_Dataset rows_

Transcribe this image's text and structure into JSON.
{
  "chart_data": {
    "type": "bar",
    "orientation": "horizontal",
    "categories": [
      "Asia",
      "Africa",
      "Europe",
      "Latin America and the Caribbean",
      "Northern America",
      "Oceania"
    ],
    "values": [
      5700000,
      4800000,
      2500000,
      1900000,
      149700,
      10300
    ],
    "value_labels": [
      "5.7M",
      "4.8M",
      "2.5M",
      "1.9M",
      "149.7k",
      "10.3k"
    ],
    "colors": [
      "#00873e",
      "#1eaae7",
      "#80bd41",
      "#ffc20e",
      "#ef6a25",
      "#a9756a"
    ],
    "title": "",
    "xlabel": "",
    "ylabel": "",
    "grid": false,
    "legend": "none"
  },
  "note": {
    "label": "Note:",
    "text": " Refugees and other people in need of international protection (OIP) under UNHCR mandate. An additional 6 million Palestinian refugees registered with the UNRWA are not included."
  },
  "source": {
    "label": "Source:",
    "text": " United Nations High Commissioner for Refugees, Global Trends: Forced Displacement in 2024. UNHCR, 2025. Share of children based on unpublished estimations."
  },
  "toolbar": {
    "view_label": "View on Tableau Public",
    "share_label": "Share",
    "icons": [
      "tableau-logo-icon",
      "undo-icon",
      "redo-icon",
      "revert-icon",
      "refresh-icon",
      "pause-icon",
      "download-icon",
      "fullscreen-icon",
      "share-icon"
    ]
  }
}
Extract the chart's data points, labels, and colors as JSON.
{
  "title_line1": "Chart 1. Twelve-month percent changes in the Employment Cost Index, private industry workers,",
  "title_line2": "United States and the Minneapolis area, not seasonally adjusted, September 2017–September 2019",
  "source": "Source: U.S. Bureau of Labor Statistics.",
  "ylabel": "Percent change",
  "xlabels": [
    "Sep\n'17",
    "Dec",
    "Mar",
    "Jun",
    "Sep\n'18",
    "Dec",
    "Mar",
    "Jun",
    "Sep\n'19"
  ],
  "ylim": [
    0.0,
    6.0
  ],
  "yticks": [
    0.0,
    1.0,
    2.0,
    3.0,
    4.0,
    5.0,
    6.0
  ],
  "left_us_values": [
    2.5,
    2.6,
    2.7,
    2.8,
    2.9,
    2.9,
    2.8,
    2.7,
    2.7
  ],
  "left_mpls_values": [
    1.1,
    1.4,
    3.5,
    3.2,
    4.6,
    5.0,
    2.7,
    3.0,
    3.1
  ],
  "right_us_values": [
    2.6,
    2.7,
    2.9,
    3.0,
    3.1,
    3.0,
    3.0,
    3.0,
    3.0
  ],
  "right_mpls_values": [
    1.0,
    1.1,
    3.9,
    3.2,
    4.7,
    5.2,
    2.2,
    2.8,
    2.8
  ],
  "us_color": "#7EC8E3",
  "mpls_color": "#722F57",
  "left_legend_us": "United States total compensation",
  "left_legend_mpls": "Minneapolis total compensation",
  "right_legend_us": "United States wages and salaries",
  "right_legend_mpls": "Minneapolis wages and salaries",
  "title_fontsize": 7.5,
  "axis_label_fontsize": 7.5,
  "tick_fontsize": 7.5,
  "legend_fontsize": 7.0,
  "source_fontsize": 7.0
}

_Required work_
Extract, word for word, each line of the listing above.

_Output for this task_
Transcribe this image's text and structure into JSON.
{
  "chart_data": {
    "type": "bar",
    "orientation": "horizontal",
    "categories": [
      "Asia",
      "Africa",
      "Europe",
      "Latin America and the Caribbean",
      "Northern America",
      "Oceania"
    ],
    "values": [
      5700000,
      4800000,
      2500000,
      1900000,
      149700,
      10300
    ],
    "value_labels": [
      "5.7M",
      "4.8M",
      "2.5M",
      "1.9M",
      "149.7k",
      "10.3k"
    ],
    "colors": [
      "#00873e",
      "#1eaae7",
      "#80bd41",
      "#ffc20e",
      "#ef6a25",
      "#a9756a"
    ],
    "title": "",
    "xlabel": "",
    "ylabel": "",
    "grid": false,
    "legend": "none"
  },
  "note": {
    "label": "Note:",
    "text": " Refugees and other people in need of international protection (OIP) under UNHCR mandate. An additional 6 million Palestinian refugees registered with the UNRWA are not included."
  },
  "source": {
    "label": "Source:",
    "text": " United Nations High Commissioner for Refugees, Global Trends: Forced Displacement in 2024. UNHCR, 2025. Share of children based on unpublished estimations."
  },
  "toolbar": {
    "view_label": "View on Tableau Public",
    "share_label": "Share",
    "icons": [
      "tableau-logo-icon",
      "undo-icon",
      "redo-icon",
      "revert-icon",
      "refresh-icon",
      "pause-icon",
      "download-icon",
      "fullscreen-icon",
      "share-icon"
    ]
  }
}
Extract the chart's data points, labels, and colors as JSON.
{
  "title_line1": "Chart 1. Twelve-month percent changes in the Employment Cost Index, private industry workers,",
  "title_line2": "United States and the Minneapolis area, not seasonally adjusted, September 2017–September 2019",
  "source": "Source: U.S. Bureau of Labor Statistics.",
  "ylabel": "Percent change",
  "xlabels": [
    "Sep\n'17",
    "Dec",
    "Mar",
    "Jun",
    "Sep\n'18",
    "Dec",
    "Mar",
    "Jun",
    "Sep\n'19"
  ],
  "ylim": [
    0.0,
    6.0
  ],
  "yticks": [
    0.0,
    1.0,
    2.0,
    3.0,
    4.0,
    5.0,
    6.0
  ],
  "left_us_values": [
    2.5,
    2.6,
    2.7,
    2.8,
    2.9,
    2.9,
    2.8,
    2.7,
    2.7
  ],
  "left_mpls_values": [
    1.1,
    1.4,
    3.5,
    3.2,
    4.6,
    5.0,
    2.7,
    3.0,
    3.1
  ],
  "right_us_values": [
    2.6,
    2.7,
    2.9,
    3.0,
    3.1,
    3.0,
    3.0,
    3.0,
    3.0
  ],
  "right_mpls_values": [
    1.0,
    1.1,
    3.9,
    3.2,
    4.7,
    5.2,
    2.2,
    2.8,
    2.8
  ],
  "us_color": "#7EC8E3",
  "mpls_color": "#722F57",
  "left_legend_us": "United States total compensation",
  "left_legend_mpls": "Minneapolis total compensation",
  "right_legend_us": "United States wages and salaries",
  "right_legend_mpls": "Minneapolis wages and salaries",
  "title_fontsize": 7.5,
  "axis_label_fontsize": 7.5,
  "tick_fontsize": 7.5,
  "legend_fontsize": 7.0,
  "source_fontsize": 7.0
}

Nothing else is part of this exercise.